Problem to solve: In the data below, find each line containing the string "korreksjonstall" and return it.

Data lines:
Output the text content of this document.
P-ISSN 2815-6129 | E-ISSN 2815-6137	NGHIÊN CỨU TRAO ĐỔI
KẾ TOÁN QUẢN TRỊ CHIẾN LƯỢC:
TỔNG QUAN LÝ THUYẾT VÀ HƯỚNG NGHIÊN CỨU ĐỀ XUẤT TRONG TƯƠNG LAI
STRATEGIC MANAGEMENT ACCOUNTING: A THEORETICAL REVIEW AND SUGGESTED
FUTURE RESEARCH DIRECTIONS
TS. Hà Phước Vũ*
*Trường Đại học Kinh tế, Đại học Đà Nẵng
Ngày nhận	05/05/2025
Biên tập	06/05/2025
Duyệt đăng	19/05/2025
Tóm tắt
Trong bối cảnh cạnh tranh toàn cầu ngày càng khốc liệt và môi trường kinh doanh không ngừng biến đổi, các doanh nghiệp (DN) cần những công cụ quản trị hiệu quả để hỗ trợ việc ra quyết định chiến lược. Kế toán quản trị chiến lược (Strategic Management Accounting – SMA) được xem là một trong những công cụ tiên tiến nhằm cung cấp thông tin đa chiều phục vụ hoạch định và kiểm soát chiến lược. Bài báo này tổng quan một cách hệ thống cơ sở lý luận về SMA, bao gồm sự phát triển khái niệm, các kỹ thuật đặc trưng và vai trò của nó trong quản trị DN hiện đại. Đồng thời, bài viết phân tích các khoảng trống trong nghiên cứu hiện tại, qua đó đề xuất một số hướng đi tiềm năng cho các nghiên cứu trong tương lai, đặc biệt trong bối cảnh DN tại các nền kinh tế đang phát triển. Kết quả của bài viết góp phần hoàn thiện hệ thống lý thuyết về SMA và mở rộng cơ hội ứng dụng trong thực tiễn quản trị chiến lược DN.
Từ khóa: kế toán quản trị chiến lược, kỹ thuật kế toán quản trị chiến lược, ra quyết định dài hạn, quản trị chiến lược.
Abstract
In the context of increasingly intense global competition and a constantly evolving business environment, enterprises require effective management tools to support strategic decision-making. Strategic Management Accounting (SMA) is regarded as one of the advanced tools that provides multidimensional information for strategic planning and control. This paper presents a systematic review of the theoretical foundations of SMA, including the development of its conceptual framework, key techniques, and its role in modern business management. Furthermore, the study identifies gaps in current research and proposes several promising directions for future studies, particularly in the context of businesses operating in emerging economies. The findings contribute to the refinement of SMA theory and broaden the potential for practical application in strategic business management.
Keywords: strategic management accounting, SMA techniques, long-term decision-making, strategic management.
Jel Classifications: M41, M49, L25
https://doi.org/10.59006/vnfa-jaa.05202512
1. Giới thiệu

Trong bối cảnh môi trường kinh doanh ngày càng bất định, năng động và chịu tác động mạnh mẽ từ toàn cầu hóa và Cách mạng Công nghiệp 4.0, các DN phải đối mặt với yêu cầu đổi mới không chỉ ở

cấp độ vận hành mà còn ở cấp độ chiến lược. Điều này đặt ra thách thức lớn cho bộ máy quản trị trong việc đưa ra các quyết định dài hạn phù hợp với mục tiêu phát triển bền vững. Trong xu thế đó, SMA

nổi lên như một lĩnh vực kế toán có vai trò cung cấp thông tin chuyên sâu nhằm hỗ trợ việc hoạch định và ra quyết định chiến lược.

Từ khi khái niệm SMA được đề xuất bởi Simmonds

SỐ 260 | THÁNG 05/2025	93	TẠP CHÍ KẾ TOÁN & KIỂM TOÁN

--

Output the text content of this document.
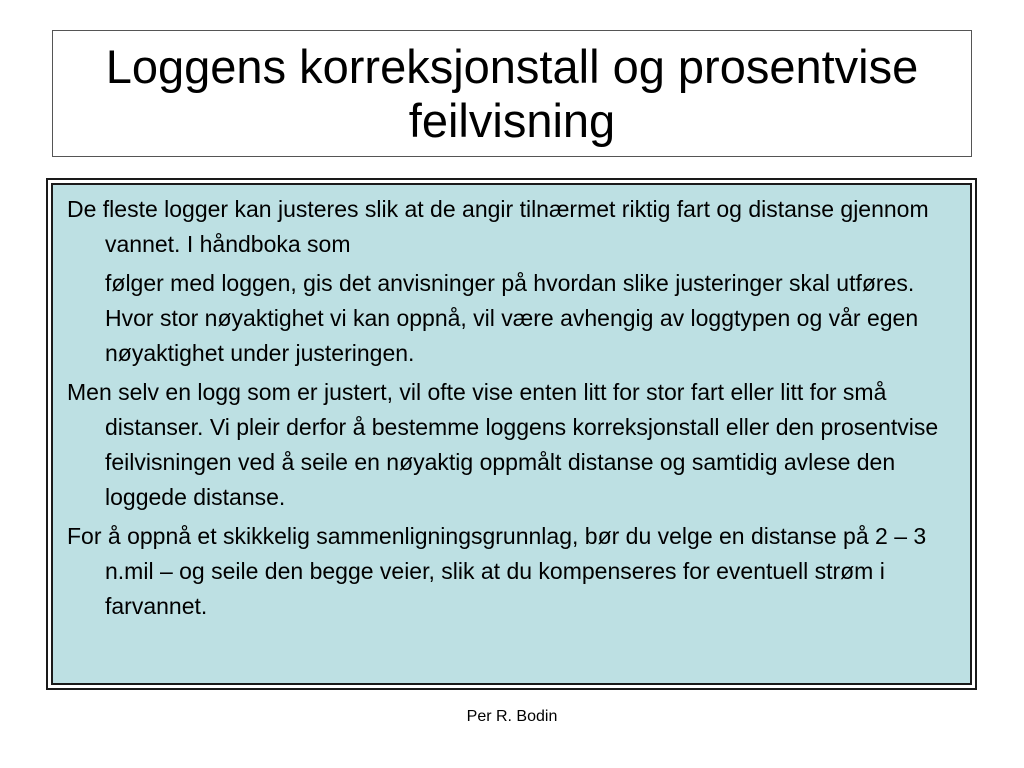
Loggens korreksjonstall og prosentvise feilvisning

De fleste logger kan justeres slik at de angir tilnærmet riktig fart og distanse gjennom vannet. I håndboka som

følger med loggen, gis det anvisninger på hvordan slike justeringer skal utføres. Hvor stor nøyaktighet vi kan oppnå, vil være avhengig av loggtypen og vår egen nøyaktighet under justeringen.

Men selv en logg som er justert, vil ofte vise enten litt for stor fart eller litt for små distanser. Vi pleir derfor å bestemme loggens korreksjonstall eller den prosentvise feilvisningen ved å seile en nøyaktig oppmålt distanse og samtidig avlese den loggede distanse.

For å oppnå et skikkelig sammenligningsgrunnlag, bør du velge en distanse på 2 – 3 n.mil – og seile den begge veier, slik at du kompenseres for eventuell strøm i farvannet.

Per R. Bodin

---

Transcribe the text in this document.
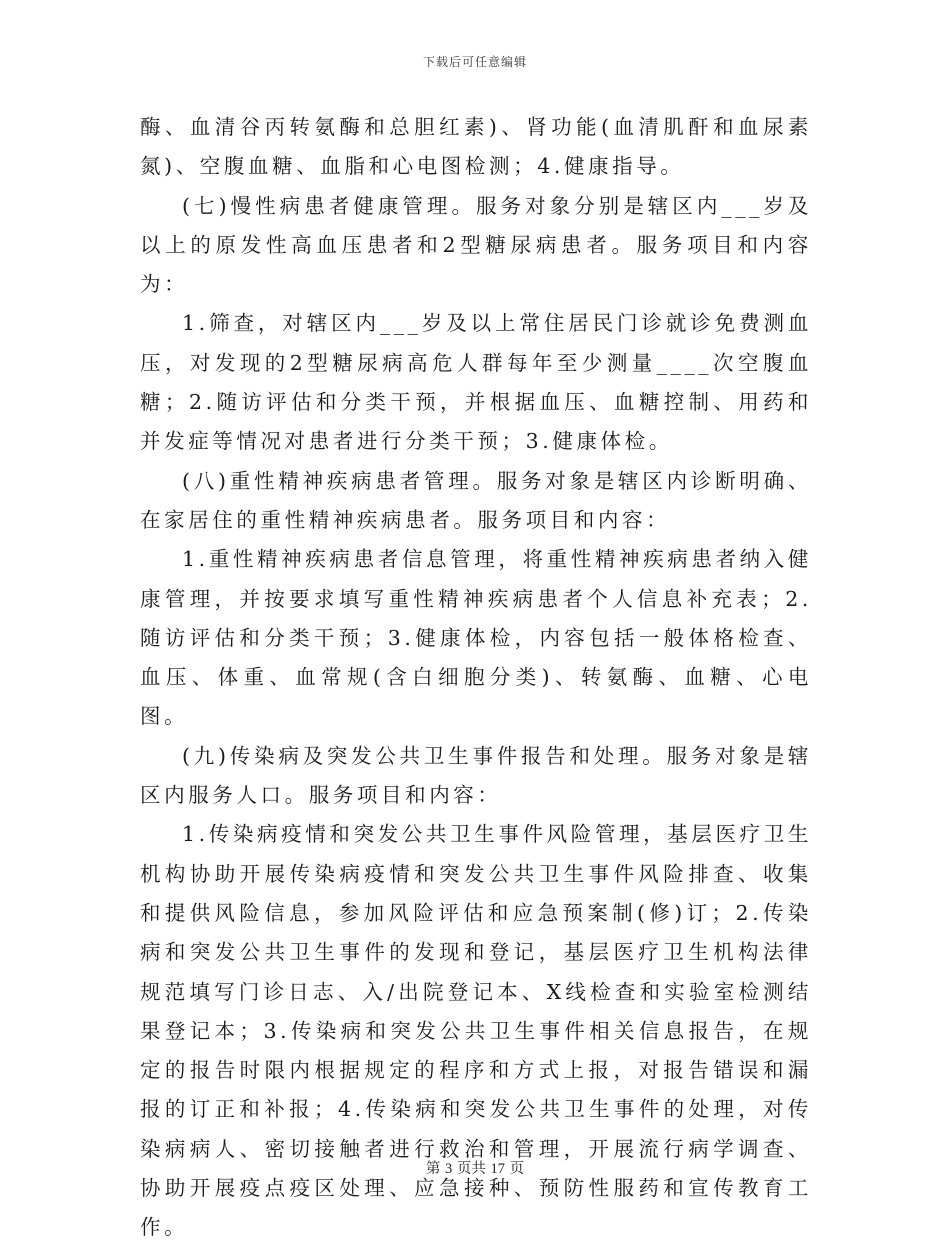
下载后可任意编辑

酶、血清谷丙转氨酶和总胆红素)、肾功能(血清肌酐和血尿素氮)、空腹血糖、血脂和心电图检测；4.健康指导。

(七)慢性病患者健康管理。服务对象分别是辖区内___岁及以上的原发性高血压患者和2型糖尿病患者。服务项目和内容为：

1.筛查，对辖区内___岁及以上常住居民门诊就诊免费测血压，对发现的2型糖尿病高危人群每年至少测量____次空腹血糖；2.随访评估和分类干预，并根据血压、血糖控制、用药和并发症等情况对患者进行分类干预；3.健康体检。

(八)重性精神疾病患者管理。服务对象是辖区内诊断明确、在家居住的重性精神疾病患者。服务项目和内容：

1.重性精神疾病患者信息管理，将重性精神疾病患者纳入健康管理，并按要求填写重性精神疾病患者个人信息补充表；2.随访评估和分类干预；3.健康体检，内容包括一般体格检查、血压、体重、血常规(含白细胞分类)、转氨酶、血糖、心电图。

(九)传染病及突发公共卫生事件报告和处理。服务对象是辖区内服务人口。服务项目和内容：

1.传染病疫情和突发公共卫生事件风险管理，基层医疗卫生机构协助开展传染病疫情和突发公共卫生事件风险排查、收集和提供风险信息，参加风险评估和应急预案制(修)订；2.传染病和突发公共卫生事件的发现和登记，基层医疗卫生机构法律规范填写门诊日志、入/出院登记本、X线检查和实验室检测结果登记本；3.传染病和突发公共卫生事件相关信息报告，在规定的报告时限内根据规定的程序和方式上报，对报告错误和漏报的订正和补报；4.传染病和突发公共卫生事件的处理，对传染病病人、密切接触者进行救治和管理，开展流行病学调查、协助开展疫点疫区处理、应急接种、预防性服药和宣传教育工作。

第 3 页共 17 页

Result below:
Loggens korreksjonstall og prosentvise feilvisning
Men selv en logg som er justert, vil ofte vise enten litt for stor fart eller litt for små distanser. Vi pleir derfor å bestemme loggens korreksjonstall eller den prosentvise feilvisningen ved å seile en nøyaktig oppmålt distanse og samtidig avlese den loggede distanse.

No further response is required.